■ Records for this exercise ■
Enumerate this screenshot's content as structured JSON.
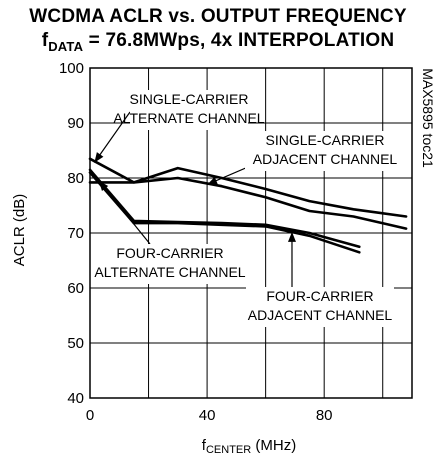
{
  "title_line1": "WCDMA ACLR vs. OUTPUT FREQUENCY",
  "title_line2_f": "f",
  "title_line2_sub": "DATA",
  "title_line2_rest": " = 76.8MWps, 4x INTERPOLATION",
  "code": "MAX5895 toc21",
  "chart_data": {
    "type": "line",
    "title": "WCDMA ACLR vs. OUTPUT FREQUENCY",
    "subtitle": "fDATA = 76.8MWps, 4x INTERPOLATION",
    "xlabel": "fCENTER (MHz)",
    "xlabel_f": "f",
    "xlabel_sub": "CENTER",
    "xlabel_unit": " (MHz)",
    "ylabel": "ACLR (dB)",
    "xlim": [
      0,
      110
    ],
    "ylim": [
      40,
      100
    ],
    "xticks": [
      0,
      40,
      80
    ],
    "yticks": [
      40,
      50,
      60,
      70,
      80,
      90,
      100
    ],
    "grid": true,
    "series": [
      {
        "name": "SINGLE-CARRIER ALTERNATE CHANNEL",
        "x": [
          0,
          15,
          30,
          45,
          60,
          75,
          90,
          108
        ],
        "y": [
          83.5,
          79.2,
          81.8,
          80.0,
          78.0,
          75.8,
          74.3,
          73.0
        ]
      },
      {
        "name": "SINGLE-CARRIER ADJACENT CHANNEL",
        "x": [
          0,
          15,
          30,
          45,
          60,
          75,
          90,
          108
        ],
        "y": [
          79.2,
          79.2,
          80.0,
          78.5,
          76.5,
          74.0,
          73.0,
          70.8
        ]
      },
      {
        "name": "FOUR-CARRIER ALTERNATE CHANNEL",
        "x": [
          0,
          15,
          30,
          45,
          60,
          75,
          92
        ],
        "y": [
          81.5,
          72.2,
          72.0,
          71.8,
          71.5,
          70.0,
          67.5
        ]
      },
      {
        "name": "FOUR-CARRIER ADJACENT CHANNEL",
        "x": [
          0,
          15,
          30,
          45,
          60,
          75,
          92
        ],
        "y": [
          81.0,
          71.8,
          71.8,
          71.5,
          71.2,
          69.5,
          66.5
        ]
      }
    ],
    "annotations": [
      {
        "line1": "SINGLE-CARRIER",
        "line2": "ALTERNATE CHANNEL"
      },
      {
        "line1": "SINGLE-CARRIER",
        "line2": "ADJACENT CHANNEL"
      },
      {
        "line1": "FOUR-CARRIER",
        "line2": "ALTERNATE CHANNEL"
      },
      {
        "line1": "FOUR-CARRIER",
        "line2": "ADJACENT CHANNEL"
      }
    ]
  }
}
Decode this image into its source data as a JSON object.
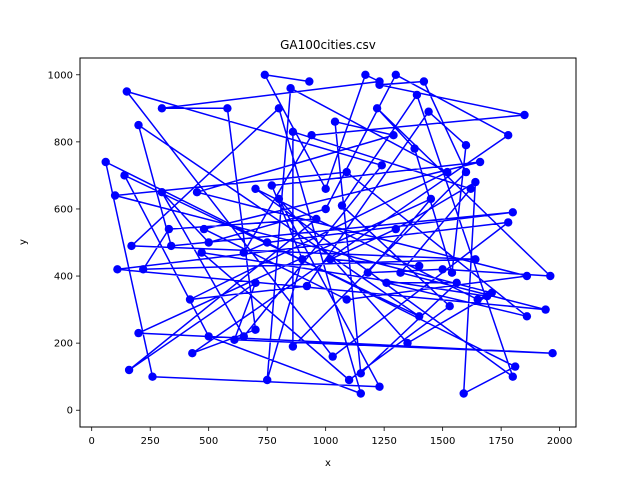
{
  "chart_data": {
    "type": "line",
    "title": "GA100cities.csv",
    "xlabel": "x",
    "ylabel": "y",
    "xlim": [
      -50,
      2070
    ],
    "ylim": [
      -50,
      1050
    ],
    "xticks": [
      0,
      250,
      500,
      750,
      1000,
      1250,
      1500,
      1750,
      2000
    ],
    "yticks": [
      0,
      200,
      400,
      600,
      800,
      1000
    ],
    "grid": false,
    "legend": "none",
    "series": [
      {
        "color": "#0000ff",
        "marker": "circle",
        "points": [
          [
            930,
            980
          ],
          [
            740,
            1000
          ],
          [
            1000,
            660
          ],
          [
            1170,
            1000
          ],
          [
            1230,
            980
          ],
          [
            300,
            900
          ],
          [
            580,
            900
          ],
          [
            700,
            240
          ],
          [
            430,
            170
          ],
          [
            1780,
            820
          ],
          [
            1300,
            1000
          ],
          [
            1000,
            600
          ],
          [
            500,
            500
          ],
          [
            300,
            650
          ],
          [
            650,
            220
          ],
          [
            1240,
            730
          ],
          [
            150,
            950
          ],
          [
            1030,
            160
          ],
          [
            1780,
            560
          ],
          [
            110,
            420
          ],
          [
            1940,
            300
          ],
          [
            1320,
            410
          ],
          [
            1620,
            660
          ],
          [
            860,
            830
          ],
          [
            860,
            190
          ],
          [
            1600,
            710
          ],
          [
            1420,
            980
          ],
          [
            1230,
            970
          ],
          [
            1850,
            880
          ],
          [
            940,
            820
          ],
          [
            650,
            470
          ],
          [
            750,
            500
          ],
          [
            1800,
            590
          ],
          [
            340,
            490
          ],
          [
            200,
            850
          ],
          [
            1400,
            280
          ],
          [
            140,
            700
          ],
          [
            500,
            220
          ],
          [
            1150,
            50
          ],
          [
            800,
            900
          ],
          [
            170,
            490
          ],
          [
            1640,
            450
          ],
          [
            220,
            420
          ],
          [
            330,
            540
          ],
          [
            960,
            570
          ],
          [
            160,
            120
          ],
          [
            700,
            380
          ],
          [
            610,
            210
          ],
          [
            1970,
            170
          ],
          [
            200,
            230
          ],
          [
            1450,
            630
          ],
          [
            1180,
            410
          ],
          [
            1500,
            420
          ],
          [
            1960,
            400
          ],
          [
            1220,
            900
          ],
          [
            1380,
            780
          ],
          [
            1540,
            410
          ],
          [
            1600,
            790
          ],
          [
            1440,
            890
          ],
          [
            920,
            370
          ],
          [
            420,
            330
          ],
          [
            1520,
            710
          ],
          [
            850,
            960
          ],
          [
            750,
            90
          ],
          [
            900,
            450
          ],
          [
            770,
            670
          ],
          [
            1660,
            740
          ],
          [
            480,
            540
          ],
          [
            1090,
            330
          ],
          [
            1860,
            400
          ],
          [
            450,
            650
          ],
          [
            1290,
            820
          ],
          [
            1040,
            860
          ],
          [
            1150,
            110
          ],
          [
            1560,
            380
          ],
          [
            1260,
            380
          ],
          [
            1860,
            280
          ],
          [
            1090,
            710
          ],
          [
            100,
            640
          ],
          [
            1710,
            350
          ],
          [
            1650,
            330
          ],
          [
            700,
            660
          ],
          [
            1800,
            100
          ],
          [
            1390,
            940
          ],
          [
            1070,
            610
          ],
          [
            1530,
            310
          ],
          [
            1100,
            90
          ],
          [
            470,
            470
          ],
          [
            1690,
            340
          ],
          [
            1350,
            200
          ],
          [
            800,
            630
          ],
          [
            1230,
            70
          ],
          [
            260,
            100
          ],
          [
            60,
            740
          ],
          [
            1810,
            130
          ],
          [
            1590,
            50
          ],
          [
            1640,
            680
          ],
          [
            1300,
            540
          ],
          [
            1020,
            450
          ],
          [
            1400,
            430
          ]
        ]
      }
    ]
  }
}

■ Task instructions ■
Copy out each line of the entries that holds "OUTPUT".

■ Result of this exercise ■
  "title_line1": "WCDMA ACLR vs. OUTPUT FREQUENCY",
    "title": "WCDMA ACLR vs. OUTPUT FREQUENCY",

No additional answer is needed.